What I believe as a Christian is that by the dying and rising again of Jesus Christ we are ultimately put right with God, and with each other.
God loved us so much that He fully entered into human life and suffering so that we could share in His life forever.
I suppose I would be more partial to the Greek Orthodox view of the atonement which is different than the view of Anslem which tends to predominate more in Western theology.
As usual where Grace is concerned, there are parts of this I agree with, parts of this I disagree with, and parts where my perspective is simply different enough to make agreement or disagreement a moot point.
Let's start with a quick link to the background: my take on why I am not a Christian. I'm putting this in for the same of completeness, and for the benefit of anyone who's coming in late to the conversation. Grace's memory of what I said is essentially accurate: I can't see how the idea that Jesus Died For Our Sins could work, and I see that belief as central to Christian faith.
"It seems to me that it is healthier for kids to be reared in church environments where it's ok to do this, and even encouraged, rather than to be made to feel guilty for being naturally inquisitive."
I don't think it's even possible to overstate the degree to which I agree with this.
Having said that, I did come out of an environment where questioning and doubts were encouraged, or at the very least not punished or even considered unusual. And what eventually emerged from my questioning was not a stronger faith, tempered by questioning and comfortable with its inevitable doubts, but a simple disbelief. (So, at least in my case, it isn't a bad religious [or social] environment that drives people out - sometimes looking for answers or improved understanding can do it, too.)
"I'm thinking that any analogy we try to paint to describe the work of the cross of Christ is bound to fall short of the thing itself.

## PROVIDED DATA
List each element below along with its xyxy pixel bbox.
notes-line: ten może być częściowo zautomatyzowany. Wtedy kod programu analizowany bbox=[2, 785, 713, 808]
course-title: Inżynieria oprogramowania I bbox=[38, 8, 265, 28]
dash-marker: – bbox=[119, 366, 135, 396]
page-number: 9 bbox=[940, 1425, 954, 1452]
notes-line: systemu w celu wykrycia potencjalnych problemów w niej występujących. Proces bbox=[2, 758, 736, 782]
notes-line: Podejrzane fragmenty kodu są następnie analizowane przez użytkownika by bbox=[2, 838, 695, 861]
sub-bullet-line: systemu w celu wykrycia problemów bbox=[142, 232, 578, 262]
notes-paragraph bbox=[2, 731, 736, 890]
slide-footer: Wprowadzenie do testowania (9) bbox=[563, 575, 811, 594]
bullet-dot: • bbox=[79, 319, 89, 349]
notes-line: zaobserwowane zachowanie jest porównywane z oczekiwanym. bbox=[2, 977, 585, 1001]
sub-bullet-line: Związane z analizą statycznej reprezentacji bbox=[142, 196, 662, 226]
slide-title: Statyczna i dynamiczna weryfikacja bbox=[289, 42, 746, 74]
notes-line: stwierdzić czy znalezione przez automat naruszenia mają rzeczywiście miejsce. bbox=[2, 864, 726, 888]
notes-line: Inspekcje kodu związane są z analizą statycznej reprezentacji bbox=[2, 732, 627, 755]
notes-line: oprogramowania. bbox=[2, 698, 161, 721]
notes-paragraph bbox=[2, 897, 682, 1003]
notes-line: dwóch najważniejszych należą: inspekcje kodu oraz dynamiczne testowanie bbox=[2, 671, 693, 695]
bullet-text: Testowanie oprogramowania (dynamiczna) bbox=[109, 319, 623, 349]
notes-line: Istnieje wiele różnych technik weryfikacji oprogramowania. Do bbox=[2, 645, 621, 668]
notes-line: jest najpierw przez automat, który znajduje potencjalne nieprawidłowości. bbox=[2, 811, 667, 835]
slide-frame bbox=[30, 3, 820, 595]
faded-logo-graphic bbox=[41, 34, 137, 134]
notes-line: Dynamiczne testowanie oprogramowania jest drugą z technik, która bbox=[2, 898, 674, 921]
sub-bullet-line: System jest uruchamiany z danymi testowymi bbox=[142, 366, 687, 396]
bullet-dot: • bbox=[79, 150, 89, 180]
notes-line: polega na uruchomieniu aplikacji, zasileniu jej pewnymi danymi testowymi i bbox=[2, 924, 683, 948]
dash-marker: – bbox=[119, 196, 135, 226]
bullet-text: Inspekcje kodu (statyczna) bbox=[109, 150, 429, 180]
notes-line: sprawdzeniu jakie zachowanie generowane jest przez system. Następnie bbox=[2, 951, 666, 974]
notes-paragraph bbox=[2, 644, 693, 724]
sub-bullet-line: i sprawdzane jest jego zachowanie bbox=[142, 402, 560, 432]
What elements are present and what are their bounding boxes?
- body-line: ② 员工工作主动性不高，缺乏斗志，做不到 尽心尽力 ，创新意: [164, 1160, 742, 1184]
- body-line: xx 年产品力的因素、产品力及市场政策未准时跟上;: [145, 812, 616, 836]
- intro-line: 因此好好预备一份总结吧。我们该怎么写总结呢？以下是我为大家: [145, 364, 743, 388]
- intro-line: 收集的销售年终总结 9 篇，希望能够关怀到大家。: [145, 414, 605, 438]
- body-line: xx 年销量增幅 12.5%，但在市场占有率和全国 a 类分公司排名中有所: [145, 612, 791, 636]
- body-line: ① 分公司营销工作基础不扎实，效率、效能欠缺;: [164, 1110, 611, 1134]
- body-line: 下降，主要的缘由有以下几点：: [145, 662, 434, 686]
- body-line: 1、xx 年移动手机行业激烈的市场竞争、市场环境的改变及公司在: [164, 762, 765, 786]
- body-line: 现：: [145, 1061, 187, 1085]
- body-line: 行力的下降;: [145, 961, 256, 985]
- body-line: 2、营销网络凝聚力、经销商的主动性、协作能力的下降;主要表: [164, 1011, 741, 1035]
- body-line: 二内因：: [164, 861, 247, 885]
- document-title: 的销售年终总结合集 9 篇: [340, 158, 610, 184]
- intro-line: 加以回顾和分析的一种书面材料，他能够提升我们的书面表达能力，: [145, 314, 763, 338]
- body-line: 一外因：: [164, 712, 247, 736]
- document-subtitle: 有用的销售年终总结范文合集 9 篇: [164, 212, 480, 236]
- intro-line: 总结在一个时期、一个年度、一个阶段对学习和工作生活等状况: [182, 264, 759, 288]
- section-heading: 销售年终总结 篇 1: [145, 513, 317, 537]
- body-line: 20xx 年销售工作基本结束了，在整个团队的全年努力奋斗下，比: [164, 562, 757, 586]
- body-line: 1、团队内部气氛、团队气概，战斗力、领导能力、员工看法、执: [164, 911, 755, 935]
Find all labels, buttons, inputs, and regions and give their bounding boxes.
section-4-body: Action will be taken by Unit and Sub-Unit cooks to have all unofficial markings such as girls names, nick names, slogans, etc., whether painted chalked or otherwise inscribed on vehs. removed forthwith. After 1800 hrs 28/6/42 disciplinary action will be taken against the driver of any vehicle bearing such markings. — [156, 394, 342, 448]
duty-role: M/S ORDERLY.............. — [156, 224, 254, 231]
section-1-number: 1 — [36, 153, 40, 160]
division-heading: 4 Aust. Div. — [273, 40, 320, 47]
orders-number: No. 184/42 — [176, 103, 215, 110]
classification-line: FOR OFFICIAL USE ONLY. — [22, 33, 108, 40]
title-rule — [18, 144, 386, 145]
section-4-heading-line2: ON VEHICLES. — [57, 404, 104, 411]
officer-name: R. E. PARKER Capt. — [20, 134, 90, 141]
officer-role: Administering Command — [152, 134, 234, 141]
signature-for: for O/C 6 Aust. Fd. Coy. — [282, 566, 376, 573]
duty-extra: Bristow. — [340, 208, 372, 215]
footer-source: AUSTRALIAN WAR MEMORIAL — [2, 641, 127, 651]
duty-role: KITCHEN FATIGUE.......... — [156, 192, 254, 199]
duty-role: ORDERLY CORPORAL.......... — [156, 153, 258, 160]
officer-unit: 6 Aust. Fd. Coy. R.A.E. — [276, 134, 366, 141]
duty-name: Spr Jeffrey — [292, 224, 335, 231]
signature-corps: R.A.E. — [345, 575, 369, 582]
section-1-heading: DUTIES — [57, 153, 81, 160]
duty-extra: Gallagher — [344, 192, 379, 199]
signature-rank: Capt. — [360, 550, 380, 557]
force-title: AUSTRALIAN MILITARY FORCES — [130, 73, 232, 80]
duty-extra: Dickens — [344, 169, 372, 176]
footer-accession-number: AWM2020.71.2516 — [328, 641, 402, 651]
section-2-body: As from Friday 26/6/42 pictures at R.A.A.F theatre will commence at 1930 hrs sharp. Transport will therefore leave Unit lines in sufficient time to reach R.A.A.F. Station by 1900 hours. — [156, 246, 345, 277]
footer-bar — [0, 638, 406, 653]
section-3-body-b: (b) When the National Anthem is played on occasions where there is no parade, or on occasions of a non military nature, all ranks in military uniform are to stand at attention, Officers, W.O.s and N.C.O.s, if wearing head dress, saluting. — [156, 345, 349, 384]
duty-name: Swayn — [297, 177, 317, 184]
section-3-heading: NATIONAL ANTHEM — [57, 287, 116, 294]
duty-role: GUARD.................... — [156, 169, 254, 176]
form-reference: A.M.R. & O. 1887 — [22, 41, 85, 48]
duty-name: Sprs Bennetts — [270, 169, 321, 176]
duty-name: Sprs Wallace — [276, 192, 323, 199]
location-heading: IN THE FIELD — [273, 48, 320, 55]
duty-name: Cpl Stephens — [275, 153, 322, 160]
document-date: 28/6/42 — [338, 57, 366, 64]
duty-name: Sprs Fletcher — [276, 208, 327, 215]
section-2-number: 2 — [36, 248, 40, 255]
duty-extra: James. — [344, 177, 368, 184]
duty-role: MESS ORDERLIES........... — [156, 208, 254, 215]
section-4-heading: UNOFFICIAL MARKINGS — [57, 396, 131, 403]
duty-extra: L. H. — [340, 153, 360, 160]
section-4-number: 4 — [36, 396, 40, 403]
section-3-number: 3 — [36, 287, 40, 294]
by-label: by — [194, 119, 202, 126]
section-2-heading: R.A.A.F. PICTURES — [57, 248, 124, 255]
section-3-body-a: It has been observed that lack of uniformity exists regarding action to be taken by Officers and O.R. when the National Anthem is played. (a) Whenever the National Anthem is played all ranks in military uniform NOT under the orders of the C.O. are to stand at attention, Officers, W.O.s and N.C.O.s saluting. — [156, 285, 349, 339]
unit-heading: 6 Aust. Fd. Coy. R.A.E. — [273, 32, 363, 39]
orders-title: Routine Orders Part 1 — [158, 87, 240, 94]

## TASK DIRECTIONS
In the text on Christian faith, what eventually emerged from the writer's questioning? The records are separate material, unconnected to the text on Christian faith.

## RESULT
A simple disbelief emerged, not a stronger faith.